> **Prompt**
Would you return the complete listing below word for word?

> **Entries shown**
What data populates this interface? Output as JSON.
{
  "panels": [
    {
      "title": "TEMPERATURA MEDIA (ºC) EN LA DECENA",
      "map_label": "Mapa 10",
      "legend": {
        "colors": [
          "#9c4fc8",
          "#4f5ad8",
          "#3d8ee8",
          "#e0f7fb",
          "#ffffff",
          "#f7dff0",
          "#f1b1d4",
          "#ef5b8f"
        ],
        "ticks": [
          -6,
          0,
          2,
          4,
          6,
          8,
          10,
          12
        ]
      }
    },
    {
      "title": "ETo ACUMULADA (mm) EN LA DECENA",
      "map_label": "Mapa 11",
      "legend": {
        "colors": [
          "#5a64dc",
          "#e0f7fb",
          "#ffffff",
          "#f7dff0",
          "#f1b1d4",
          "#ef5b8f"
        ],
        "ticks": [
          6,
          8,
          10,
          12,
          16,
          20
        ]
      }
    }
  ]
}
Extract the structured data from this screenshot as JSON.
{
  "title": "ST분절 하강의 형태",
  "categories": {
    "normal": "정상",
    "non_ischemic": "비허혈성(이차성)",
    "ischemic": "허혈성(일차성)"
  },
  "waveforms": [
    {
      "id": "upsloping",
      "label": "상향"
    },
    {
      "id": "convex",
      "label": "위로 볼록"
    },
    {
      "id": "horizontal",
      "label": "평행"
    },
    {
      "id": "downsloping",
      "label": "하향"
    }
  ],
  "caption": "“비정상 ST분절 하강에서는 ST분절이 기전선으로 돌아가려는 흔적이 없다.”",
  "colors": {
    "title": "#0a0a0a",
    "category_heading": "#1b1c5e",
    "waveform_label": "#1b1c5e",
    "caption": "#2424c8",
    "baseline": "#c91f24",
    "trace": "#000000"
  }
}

> **Answer to this task**
What data populates this interface? Output as JSON.
{
  "panels": [
    {
      "title": "TEMPERATURA MEDIA (ºC) EN LA DECENA",
      "map_label": "Mapa 10",
      "legend": {
        "colors": [
          "#9c4fc8",
          "#4f5ad8",
          "#3d8ee8",
          "#e0f7fb",
          "#ffffff",
          "#f7dff0",
          "#f1b1d4",
          "#ef5b8f"
        ],
        "ticks": [
          -6,
          0,
          2,
          4,
          6,
          8,
          10,
          12
        ]
      }
    },
    {
      "title": "ETo ACUMULADA (mm) EN LA DECENA",
      "map_label": "Mapa 11",
      "legend": {
        "colors": [
          "#5a64dc",
          "#e0f7fb",
          "#ffffff",
          "#f7dff0",
          "#f1b1d4",
          "#ef5b8f"
        ],
        "ticks": [
          6,
          8,
          10,
          12,
          16,
          20
        ]
      }
    }
  ]
}
Extract the structured data from this screenshot as JSON.
{
  "title": "ST분절 하강의 형태",
  "categories": {
    "normal": "정상",
    "non_ischemic": "비허혈성(이차성)",
    "ischemic": "허혈성(일차성)"
  },
  "waveforms": [
    {
      "id": "upsloping",
      "label": "상향"
    },
    {
      "id": "convex",
      "label": "위로 볼록"
    },
    {
      "id": "horizontal",
      "label": "평행"
    },
    {
      "id": "downsloping",
      "label": "하향"
    }
  ],
  "caption": "“비정상 ST분절 하강에서는 ST분절이 기전선으로 돌아가려는 흔적이 없다.”",
  "colors": {
    "title": "#0a0a0a",
    "category_heading": "#1b1c5e",
    "waveform_label": "#1b1c5e",
    "caption": "#2424c8",
    "baseline": "#c91f24",
    "trace": "#000000"
  }
}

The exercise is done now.